• [Task brief] Write out the whole listing below exactly, skipping each picture.

• [Input data]
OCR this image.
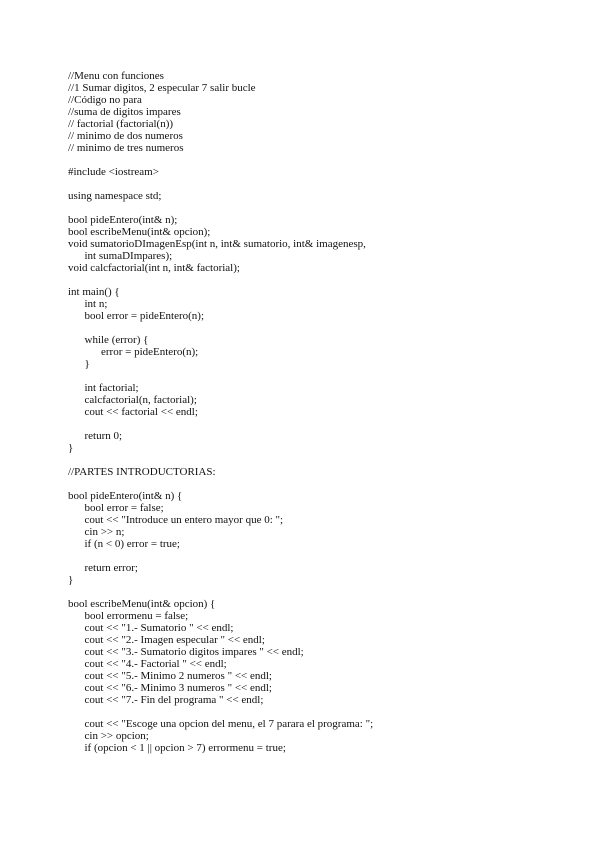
//Menu con funciones
//1 Sumar digitos, 2 especular 7 salir bucle
//Código no para
//suma de digitos impares
// factorial (factorial(n))
// minimo de dos numeros
// minimo de tres numeros
#include <iostream>
using namespace std;
bool pideEntero(int& n);
bool escribeMenu(int& opcion);
void sumatorioDImagenEsp(int n, int& sumatorio, int& imagenesp,
int sumaDImpares);
void calcfactorial(int n, int& factorial);
int main() {
int n;
bool error = pideEntero(n);
while (error) {
error = pideEntero(n);
}
int factorial;
calcfactorial(n, factorial);
cout << factorial << endl;
return 0;
}
//PARTES INTRODUCTORIAS:
bool pideEntero(int& n) {
bool error = false;
cout << "Introduce un entero mayor que 0: ";
cin >> n;
if (n < 0) error = true;
return error;
}
bool escribeMenu(int& opcion) {
bool errormenu = false;
cout << "1.- Sumatorio " << endl;
cout << "2.- Imagen especular " << endl;
cout << "3.- Sumatorio digitos impares " << endl;
cout << "4.- Factorial " << endl;
cout << "5.- Minimo 2 numeros " << endl;
cout << "6.- Minimo 3 numeros " << endl;
cout << "7.- Fin del programa " << endl;
cout << "Escoge una opcion del menu, el 7 parara el programa: ";
cin >> opcion;
if (opcion < 1 || opcion > 7) errormenu = true;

• [Exercise output]
OCR this image.
//Menu con funciones
//1 Sumar digitos, 2 especular 7 salir bucle
//Código no para
//suma de digitos impares
// factorial (factorial(n))
// minimo de dos numeros
// minimo de tres numeros
#include <iostream>
using namespace std;
bool pideEntero(int& n);
bool escribeMenu(int& opcion);
void sumatorioDImagenEsp(int n, int& sumatorio, int& imagenesp,
int sumaDImpares);
void calcfactorial(int n, int& factorial);
int main() {
int n;
bool error = pideEntero(n);
while (error) {
error = pideEntero(n);
}
int factorial;
calcfactorial(n, factorial);
cout << factorial << endl;
return 0;
}
//PARTES INTRODUCTORIAS:
bool pideEntero(int& n) {
bool error = false;
cout << "Introduce un entero mayor que 0: ";
cin >> n;
if (n < 0) error = true;
return error;
}
bool escribeMenu(int& opcion) {
bool errormenu = false;
cout << "1.- Sumatorio " << endl;
cout << "2.- Imagen especular " << endl;
cout << "3.- Sumatorio digitos impares " << endl;
cout << "4.- Factorial " << endl;
cout << "5.- Minimo 2 numeros " << endl;
cout << "6.- Minimo 3 numeros " << endl;
cout << "7.- Fin del programa " << endl;
cout << "Escoge una opcion del menu, el 7 parara el programa: ";
cin >> opcion;
if (opcion < 1 || opcion > 7) errormenu = true;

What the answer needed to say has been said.